- WRITTEN TASK -
Word for word, set down the records and skip each picture.

Entries taken from a collection:
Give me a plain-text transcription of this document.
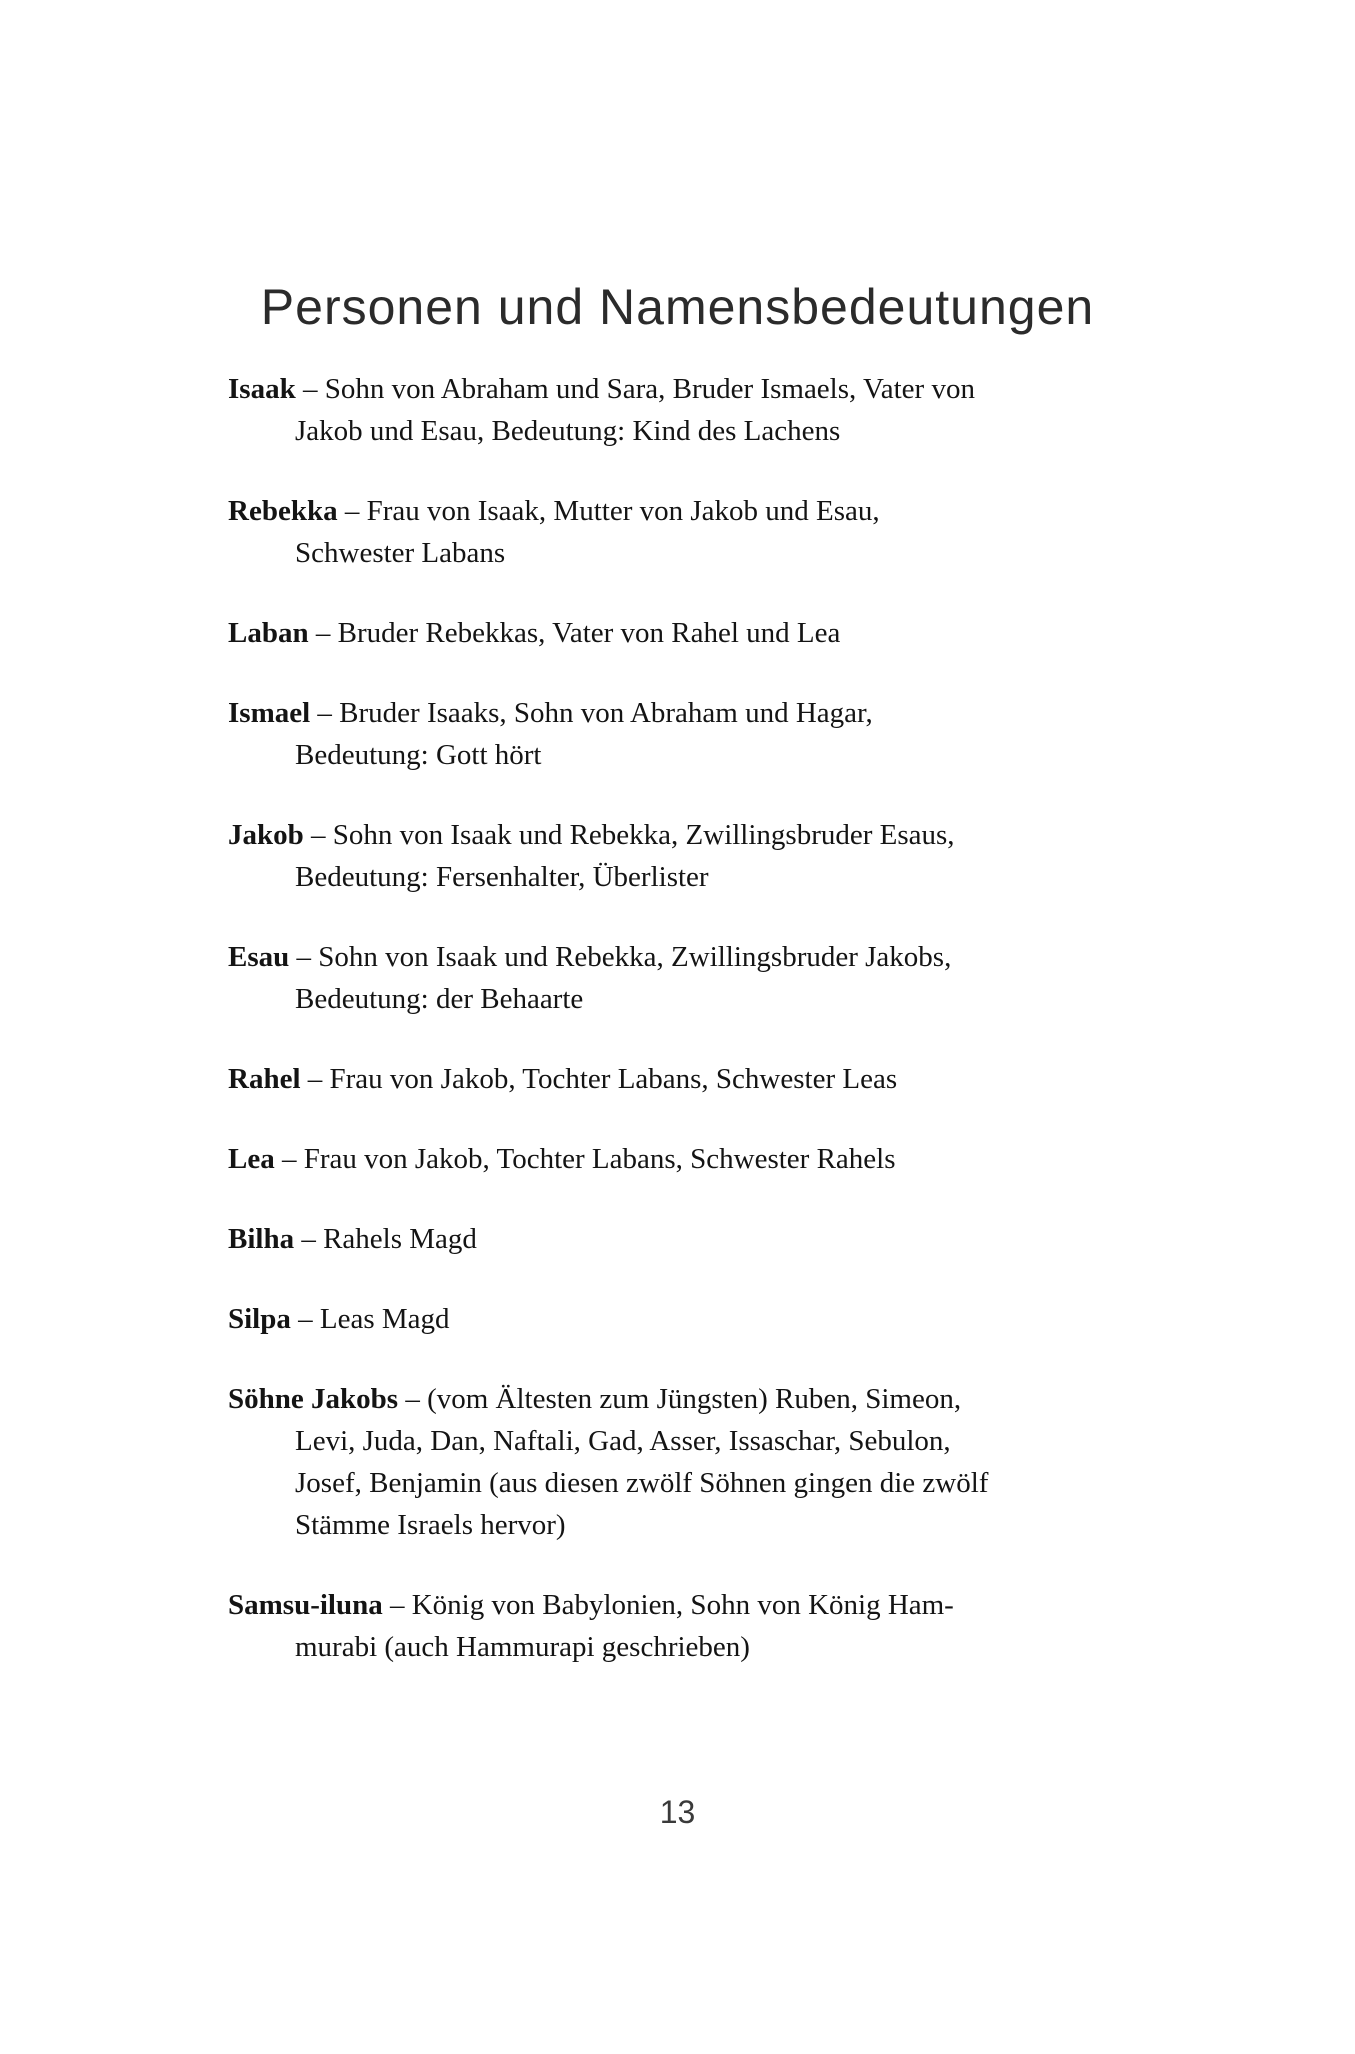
Personen und Namensbedeutungen
Isaak – Sohn von Abraham und Sara, Bruder Ismaels, Vater von
Jakob und Esau, Bedeutung: Kind des Lachens
Rebekka – Frau von Isaak, Mutter von Jakob und Esau,
Schwester Labans
Laban – Bruder Rebekkas, Vater von Rahel und Lea
Ismael – Bruder Isaaks, Sohn von Abraham und Hagar,
Bedeutung: Gott hört
Jakob – Sohn von Isaak und Rebekka, Zwillingsbruder Esaus,
Bedeutung: Fersenhalter, Überlister
Esau – Sohn von Isaak und Rebekka, Zwillingsbruder Jakobs,
Bedeutung: der Behaarte
Rahel – Frau von Jakob, Tochter Labans, Schwester Leas
Lea – Frau von Jakob, Tochter Labans, Schwester Rahels
Bilha – Rahels Magd
Silpa – Leas Magd
Söhne Jakobs – (vom Ältesten zum Jüngsten) Ruben, Simeon,
Levi, Juda, Dan, Naftali, Gad, Asser, Issaschar, Sebulon,
Josef, Benjamin (aus diesen zwölf Söhnen gingen die zwölf
Stämme Israels hervor)
Samsu-iluna – König von Babylonien, Sohn von König Ham-
murabi (auch Hammurapi geschrieben)
13
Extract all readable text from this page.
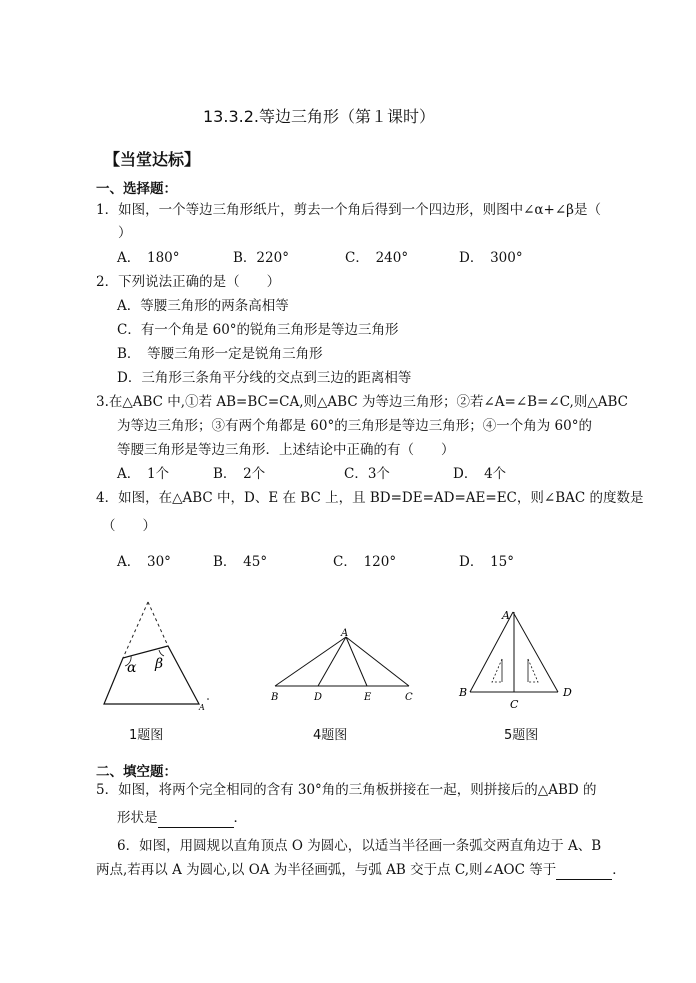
13.3.2.等边三角形（第１课时）
【当堂达标】
一、选择题：
1．如图，一个等边三角形纸片，剪去一个角后得到一个四边形，则图中∠α+∠β是（
）
A．　180°	B．220°	C．　240°	D．　300°
2．下列说法正确的是（　　）
A．等腰三角形的两条高相等
C．有一个角是 60°的锐角三角形是等边三角形
B．　等腰三角形一定是锐角三角形
D．三角形三条角平分线的交点到三边的距离相等
3.在△ABC 中,①若 AB=BC=CA,则△ABC 为等边三角形；②若∠A=∠B=∠C,则△ABC
为等边三角形；③有两个角都是 60°的三角形是等边三角形；④一个角为 60°的
等腰三角形是等边三角形．上述结论中正确的有（　　）
A．　1个	B．　2个	C．3个	D．　4个
4．如图，在△ABC 中，D、E 在 BC 上，且 BD=DE=AD=AE=EC，则∠BAC 的度数是
（　　）
A．　30°	B．　45°	C．　120°	D．　15°
α β
A
1题图
A
B	D	E	C
4题图
A
B
C
D
5题图
二、填空题：
5．如图，将两个完全相同的含有 30°角的三角板拼接在一起，则拼接后的△ABD 的
形状是	．
6．如图，用圆规以直角顶点 O 为圆心，以适当半径画一条弧交两直角边于 A、B
两点,若再以 A 为圆心,以 OA 为半径画弧，与弧 AB 交于点 C,则∠AOC 等于	．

- OUTPUT BELOW -
Give me a plain-text transcription of this document.
Personen und Namensbedeutungen
Isaak – Sohn von Abraham und Sara, Bruder Ismaels, Vater von
Jakob und Esau, Bedeutung: Kind des Lachens
Rebekka – Frau von Isaak, Mutter von Jakob und Esau,
Schwester Labans
Laban – Bruder Rebekkas, Vater von Rahel und Lea
Ismael – Bruder Isaaks, Sohn von Abraham und Hagar,
Bedeutung: Gott hört
Jakob – Sohn von Isaak und Rebekka, Zwillingsbruder Esaus,
Bedeutung: Fersenhalter, Überlister
Esau – Sohn von Isaak und Rebekka, Zwillingsbruder Jakobs,
Bedeutung: der Behaarte
Rahel – Frau von Jakob, Tochter Labans, Schwester Leas
Lea – Frau von Jakob, Tochter Labans, Schwester Rahels
Bilha – Rahels Magd
Silpa – Leas Magd
Söhne Jakobs – (vom Ältesten zum Jüngsten) Ruben, Simeon,
Levi, Juda, Dan, Naftali, Gad, Asser, Issaschar, Sebulon,
Josef, Benjamin (aus diesen zwölf Söhnen gingen die zwölf
Stämme Israels hervor)
Samsu-iluna – König von Babylonien, Sohn von König Ham-
murabi (auch Hammurapi geschrieben)
13
Extract all readable text from this page.
13.3.2.等边三角形（第１课时）
【当堂达标】
一、选择题：
1．如图，一个等边三角形纸片，剪去一个角后得到一个四边形，则图中∠α+∠β是（
）
A．　180°	B．220°	C．　240°	D．　300°
2．下列说法正确的是（　　）
A．等腰三角形的两条高相等
C．有一个角是 60°的锐角三角形是等边三角形
B．　等腰三角形一定是锐角三角形
D．三角形三条角平分线的交点到三边的距离相等
3.在△ABC 中,①若 AB=BC=CA,则△ABC 为等边三角形；②若∠A=∠B=∠C,则△ABC
为等边三角形；③有两个角都是 60°的三角形是等边三角形；④一个角为 60°的
等腰三角形是等边三角形．上述结论中正确的有（　　）
A．　1个	B．　2个	C．3个	D．　4个
4．如图，在△ABC 中，D、E 在 BC 上，且 BD=DE=AD=AE=EC，则∠BAC 的度数是
（　　）
A．　30°	B．　45°	C．　120°	D．　15°
α β
A
1题图
A
B	D	E	C
4题图
A
B
C
D
5题图
二、填空题：
5．如图，将两个完全相同的含有 30°角的三角板拼接在一起，则拼接后的△ABD 的
形状是	．
6．如图，用圆规以直角顶点 O 为圆心，以适当半径画一条弧交两直角边于 A、B
两点,若再以 A 为圆心,以 OA 为半径画弧，与弧 AB 交于点 C,则∠AOC 等于	．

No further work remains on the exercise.